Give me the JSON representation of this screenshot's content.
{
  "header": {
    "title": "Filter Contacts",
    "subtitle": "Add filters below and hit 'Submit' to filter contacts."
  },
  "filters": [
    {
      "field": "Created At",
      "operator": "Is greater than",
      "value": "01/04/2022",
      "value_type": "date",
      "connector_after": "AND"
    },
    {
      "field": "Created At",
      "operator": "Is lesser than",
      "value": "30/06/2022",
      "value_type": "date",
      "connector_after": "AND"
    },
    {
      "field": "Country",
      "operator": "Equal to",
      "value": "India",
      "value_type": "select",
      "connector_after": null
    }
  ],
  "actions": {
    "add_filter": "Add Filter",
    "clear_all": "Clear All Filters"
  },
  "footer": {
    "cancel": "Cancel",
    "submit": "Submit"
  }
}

__Given problem__
Every entry should be printed again exactly as it stands.

__Finished task__
Give me the JSON representation of this screenshot's content.
{
  "header": {
    "title": "Filter Contacts",
    "subtitle": "Add filters below and hit 'Submit' to filter contacts."
  },
  "filters": [
    {
      "field": "Created At",
      "operator": "Is greater than",
      "value": "01/04/2022",
      "value_type": "date",
      "connector_after": "AND"
    },
    {
      "field": "Created At",
      "operator": "Is lesser than",
      "value": "30/06/2022",
      "value_type": "date",
      "connector_after": "AND"
    },
    {
      "field": "Country",
      "operator": "Equal to",
      "value": "India",
      "value_type": "select",
      "connector_after": null
    }
  ],
  "actions": {
    "add_filter": "Add Filter",
    "clear_all": "Clear All Filters"
  },
  "footer": {
    "cancel": "Cancel",
    "submit": "Submit"
  }
}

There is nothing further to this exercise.